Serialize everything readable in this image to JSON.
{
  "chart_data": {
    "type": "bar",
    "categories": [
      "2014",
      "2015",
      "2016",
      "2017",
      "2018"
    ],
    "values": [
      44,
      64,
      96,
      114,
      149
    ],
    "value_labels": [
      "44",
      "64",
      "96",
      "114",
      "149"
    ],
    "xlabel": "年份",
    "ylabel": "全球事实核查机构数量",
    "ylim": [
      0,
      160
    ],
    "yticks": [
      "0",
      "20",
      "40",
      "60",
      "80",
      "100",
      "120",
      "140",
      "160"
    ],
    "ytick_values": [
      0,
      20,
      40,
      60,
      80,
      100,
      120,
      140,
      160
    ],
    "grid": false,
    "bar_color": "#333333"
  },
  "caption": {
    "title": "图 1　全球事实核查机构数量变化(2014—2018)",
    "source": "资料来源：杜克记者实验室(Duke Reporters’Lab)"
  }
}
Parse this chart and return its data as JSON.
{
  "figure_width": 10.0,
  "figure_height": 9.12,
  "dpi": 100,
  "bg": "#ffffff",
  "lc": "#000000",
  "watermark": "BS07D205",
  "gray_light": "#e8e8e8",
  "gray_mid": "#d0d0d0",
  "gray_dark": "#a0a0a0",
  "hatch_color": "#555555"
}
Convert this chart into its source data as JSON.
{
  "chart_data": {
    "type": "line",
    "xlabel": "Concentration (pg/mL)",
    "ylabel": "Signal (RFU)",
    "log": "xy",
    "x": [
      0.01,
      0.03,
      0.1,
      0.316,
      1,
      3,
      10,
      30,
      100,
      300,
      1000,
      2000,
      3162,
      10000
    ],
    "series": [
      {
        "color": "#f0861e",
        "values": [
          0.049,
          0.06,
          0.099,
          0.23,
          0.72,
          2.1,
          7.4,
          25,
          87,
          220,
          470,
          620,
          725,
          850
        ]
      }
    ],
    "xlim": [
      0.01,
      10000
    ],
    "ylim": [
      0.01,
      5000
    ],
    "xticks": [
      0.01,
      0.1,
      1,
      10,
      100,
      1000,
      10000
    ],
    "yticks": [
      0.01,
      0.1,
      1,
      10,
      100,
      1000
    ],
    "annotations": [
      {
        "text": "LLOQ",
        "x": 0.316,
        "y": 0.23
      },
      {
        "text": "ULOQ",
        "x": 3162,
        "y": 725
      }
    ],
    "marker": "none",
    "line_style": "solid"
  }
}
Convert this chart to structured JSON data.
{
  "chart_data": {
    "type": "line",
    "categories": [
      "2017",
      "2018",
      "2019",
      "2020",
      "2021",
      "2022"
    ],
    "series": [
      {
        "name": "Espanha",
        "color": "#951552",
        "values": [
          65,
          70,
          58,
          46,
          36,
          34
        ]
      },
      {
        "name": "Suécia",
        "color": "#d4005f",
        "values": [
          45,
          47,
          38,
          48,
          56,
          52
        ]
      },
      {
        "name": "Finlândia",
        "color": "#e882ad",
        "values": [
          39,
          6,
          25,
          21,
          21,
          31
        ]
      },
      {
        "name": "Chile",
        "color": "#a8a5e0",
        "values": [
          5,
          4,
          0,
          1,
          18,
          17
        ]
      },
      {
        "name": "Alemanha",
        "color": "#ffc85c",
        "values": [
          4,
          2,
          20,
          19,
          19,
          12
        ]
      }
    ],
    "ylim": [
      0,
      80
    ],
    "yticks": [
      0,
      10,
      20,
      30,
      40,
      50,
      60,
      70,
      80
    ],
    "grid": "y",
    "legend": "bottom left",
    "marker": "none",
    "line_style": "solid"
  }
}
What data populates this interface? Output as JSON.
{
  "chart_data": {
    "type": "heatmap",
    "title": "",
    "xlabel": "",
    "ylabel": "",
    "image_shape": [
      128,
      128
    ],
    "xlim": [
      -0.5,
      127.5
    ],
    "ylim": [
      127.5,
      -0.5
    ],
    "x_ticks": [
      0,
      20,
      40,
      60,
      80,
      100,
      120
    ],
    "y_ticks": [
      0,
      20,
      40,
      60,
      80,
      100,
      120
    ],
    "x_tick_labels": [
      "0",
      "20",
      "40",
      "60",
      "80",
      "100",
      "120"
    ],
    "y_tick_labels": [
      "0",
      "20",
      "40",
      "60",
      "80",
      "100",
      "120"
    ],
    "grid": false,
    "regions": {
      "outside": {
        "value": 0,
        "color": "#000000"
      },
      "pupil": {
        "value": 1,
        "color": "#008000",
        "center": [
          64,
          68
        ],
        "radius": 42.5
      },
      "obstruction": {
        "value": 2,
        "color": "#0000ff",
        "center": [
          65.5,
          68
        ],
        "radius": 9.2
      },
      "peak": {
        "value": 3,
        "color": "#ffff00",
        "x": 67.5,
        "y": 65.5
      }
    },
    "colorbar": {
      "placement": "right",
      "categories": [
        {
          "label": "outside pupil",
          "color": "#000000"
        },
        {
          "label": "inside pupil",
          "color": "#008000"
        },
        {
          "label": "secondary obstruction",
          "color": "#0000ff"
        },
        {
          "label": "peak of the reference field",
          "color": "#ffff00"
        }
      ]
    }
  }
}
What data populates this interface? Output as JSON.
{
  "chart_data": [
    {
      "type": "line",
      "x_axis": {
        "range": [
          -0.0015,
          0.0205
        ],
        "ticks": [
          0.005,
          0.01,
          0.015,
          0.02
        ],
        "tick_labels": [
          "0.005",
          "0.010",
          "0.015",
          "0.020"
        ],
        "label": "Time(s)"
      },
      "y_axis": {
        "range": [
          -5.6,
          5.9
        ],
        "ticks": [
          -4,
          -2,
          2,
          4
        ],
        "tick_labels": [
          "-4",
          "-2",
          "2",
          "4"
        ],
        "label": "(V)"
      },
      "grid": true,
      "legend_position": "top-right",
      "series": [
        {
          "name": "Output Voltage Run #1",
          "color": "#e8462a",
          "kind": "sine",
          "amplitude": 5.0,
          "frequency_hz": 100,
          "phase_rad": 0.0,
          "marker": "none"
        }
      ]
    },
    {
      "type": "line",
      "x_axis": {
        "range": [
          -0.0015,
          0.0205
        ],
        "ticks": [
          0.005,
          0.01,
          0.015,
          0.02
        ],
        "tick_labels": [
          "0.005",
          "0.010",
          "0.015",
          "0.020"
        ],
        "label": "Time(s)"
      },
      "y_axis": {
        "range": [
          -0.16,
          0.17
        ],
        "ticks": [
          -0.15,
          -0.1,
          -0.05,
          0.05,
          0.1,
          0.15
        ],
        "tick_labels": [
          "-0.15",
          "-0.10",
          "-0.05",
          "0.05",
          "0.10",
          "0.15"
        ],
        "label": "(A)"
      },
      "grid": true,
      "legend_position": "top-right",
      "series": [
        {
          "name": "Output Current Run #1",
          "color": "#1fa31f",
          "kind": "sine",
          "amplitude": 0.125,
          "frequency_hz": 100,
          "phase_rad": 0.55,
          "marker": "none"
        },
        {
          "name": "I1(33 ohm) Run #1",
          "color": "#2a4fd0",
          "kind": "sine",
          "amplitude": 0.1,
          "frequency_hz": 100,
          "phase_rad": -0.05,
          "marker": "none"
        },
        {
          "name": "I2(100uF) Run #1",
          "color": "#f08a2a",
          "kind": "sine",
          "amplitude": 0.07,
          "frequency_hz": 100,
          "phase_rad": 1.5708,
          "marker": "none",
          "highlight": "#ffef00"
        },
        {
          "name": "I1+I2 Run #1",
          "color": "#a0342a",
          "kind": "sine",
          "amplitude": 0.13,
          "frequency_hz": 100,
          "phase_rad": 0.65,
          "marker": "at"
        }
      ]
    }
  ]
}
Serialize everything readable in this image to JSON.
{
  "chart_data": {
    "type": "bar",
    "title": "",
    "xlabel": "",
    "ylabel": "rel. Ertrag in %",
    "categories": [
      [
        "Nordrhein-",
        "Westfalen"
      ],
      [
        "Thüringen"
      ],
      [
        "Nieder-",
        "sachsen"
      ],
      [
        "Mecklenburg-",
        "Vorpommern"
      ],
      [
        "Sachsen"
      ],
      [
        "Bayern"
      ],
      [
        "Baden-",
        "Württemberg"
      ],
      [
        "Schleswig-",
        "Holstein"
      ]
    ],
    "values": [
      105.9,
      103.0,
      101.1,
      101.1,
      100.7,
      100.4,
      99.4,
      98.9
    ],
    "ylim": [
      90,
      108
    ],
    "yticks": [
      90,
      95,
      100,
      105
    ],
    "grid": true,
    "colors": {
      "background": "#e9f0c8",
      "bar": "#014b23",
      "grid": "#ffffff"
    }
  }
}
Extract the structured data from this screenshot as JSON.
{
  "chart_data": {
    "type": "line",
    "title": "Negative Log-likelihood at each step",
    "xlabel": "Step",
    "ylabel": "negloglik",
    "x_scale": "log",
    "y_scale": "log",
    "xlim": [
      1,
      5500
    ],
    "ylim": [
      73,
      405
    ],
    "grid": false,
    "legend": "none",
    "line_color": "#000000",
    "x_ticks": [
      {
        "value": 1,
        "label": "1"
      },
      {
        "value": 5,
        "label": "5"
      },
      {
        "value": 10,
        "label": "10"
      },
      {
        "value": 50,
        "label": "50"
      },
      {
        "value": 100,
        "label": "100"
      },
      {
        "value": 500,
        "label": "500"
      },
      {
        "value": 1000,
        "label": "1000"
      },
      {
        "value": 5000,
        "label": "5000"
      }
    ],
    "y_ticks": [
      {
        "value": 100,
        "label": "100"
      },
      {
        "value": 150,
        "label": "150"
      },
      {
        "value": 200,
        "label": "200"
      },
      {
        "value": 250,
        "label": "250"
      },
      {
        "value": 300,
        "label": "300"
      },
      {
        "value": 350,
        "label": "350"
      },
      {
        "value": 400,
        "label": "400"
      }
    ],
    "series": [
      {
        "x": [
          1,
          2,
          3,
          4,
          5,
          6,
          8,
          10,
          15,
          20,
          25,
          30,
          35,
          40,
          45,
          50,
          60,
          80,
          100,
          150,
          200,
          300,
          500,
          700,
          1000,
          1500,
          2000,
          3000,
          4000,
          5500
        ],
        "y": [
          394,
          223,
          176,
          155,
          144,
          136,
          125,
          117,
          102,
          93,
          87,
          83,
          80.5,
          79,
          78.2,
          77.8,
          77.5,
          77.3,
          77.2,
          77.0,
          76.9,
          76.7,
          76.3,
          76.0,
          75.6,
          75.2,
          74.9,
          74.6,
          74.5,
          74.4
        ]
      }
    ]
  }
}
================
Go through the entries above and pull out each line with "name" in it.

        "name": "Espanha",
        "name": "Suécia",
        "name": "Finlândia",
        "name": "Chile",
        "name": "Alemanha",
          "name": "Output Voltage Run #1",
          "name": "Output Current Run #1",
          "name": "I1(33 ohm) Run #1",
          "name": "I2(100uF) Run #1",
          "name": "I1+I2 Run #1",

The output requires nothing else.